═════ TEXT SHOWN

According to the invention, a mercury coagulant is injected into the mixture of aqueous phase and condensates before separating the condensates from the aqueous phase, so that all mercury particles are concentrated into the aqueous phase in the form of aggregates which are then easy to remove by physical separation.

The coagulant utilized in the process of the invention must be capable to form hydrophilic aggregates with mercury-containing compounds, in particular with elemental mercury and HgS particles, or with mercury in any other forms as HgCl ₂ . Such coagulants are well known by the person skilled in the art.

It is understood that the present invention is not limited to a coagulant as long as it is able to form hydrophilic aggregates with mercury compounds. By "hydrophilic", it is meant that the aggregate has an affinity for water, so that when in presence of an aqueous phase and condensates, the aggregates concentrate essentially into the aqueous phase. The aggregates are hydrophilic but insoluble in water. As a result, the aggregates settle in the aqueous phase through sedimentation and may be then easily separated from the aqueous phase by filtration or flotation or centrifugation, as detailed hereafter.

══════════
═════ MATERIAL SUPPLIED

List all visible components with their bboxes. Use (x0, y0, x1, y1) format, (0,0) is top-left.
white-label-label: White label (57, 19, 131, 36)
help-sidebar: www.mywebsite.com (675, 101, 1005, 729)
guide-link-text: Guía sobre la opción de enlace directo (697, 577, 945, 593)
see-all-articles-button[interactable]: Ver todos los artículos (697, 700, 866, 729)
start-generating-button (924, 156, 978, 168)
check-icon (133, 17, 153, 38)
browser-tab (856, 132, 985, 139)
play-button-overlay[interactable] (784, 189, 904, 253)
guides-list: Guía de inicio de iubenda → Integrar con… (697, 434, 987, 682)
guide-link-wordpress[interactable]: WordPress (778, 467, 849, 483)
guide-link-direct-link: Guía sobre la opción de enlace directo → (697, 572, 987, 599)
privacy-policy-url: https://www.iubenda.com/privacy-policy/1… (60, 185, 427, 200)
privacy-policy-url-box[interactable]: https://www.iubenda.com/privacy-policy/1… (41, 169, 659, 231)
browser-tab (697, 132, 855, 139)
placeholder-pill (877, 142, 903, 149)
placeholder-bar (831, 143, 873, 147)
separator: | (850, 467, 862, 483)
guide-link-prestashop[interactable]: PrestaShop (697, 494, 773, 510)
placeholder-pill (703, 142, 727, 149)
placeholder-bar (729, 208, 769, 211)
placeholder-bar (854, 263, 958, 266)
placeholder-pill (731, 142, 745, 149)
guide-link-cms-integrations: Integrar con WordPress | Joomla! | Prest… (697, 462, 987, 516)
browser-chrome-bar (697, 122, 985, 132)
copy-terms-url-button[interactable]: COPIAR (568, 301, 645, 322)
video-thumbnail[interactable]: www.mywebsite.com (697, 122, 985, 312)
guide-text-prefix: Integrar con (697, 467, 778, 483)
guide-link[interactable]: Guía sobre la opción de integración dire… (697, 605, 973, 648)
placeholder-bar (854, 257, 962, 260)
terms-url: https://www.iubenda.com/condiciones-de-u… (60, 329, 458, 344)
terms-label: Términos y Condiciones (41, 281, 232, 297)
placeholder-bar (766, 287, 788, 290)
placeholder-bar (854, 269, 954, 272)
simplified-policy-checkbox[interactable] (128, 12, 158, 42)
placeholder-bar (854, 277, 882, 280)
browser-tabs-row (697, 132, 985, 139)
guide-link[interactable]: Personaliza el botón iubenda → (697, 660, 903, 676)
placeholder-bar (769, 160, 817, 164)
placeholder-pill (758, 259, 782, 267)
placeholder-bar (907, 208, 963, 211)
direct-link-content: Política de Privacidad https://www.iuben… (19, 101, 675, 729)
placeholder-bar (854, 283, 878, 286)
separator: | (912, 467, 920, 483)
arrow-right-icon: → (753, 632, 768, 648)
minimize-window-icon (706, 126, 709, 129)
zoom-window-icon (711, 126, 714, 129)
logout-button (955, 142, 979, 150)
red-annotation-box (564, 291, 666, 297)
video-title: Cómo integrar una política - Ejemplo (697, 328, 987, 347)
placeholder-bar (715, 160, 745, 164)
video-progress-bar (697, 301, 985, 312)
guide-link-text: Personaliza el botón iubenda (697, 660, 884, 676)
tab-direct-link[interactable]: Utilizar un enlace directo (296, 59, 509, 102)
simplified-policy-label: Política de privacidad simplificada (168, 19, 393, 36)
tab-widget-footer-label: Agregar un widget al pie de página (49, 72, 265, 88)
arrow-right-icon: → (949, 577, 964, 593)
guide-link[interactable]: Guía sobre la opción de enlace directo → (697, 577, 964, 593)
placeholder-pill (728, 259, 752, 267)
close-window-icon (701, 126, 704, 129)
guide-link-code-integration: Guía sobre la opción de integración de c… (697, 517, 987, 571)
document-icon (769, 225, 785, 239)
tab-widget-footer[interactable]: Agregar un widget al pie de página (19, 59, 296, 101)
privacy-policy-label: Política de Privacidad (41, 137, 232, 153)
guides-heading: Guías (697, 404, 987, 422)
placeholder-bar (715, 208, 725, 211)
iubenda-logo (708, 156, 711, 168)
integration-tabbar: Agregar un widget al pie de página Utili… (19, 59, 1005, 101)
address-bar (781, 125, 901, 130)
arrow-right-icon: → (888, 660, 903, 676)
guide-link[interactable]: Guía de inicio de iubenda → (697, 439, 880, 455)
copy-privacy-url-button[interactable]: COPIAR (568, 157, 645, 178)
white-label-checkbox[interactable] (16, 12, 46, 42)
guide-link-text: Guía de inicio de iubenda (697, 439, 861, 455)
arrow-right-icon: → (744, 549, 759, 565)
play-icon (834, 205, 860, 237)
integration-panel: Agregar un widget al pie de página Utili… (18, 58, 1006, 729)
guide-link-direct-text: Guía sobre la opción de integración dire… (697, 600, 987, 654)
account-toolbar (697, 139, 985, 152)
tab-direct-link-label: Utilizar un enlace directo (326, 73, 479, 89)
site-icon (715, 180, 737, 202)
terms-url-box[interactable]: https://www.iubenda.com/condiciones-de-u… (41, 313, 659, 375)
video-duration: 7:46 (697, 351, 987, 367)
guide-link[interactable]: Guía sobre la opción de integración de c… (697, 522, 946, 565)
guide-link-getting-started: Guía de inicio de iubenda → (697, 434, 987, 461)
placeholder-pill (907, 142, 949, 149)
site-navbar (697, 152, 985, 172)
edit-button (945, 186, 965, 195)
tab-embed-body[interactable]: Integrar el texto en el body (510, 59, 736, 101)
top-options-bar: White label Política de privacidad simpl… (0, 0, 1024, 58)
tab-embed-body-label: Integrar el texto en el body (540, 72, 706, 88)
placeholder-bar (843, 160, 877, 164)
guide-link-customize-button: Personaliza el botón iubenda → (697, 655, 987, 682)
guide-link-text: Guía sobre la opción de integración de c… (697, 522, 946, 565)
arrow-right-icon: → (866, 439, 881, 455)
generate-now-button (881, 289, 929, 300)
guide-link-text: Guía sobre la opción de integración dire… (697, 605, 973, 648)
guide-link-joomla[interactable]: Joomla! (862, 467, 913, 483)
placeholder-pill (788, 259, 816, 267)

══════════

• INSTRUCTION A
In the mercury-coagulant text, condense the paragraph beginning "It is understood that the present invention" into a short bulleted list that retains its main facts.
• INSTRUCTION B
State whether each statement agrees with the mercury-coagulant text, answering yes or no and quoting the deciding words: (i) The aggregates dissolve in water. (ii) The coagulant is injected before the condensates are separated from the aqueous phase. (iii) Suitable coagulants are described as well known by the person skilled in the art.
• INSTRUCTION C
Retype the mercury-coagulant text from "According to the" to "by physical separation.".
Work from the mercury-coagulant text alone.

• RESULT A
- Any coagulant may be used as long as it can form hydrophilic aggregates with mercury compounds.
- "Hydrophilic" means the aggregate has an affinity for water. When an aqueous phase and condensates are present, the aggregates therefore concentrate essentially into the aqueous phase.
- The aggregates are hydrophilic but insoluble in water.
- As a result, they settle in the aqueous phase through sedimentation. They can then be separated from it by filtration, flotation or centrifugation.

• RESULT B
(i) No: "The aggregates are hydrophilic but insoluble in water."
(ii) Yes: "a mercury coagulant is injected into the mixture of aqueous phase and condensates before separating the condensates from the aqueous phase"
(iii) Yes: "Such coagulants are well known by the person skilled in the art."

• RESULT C
According to the invention, a mercury coagulant is injected into the mixture of aqueous phase and condensates before separating the condensates from the aqueous phase, so that all mercury particles are concentrated into the aqueous phase in the form of aggregates which are then easy to remove by physical separation.